=== DATA EXTRACT ===

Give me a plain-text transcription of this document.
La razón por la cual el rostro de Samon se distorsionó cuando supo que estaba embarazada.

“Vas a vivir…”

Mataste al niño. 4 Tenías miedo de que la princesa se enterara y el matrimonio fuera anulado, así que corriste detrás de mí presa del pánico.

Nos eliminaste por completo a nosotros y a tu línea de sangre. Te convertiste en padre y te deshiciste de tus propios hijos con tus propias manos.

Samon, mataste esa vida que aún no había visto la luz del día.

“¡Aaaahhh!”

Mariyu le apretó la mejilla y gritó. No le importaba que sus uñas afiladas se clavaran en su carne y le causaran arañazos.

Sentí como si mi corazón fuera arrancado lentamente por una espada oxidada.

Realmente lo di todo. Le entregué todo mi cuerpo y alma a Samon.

===

** BRIEF **
Return all lines of the material above in which the word "fuera" occurs.

** EXERCISE RESULT **
Mataste al niño. 4 Tenías miedo de que la princesa se enterara y el matrimonio fuera anulado, así que corriste detrás de mí presa del pánico.
Sentí como si mi corazón fuera arrancado lentamente por una espada oxidada.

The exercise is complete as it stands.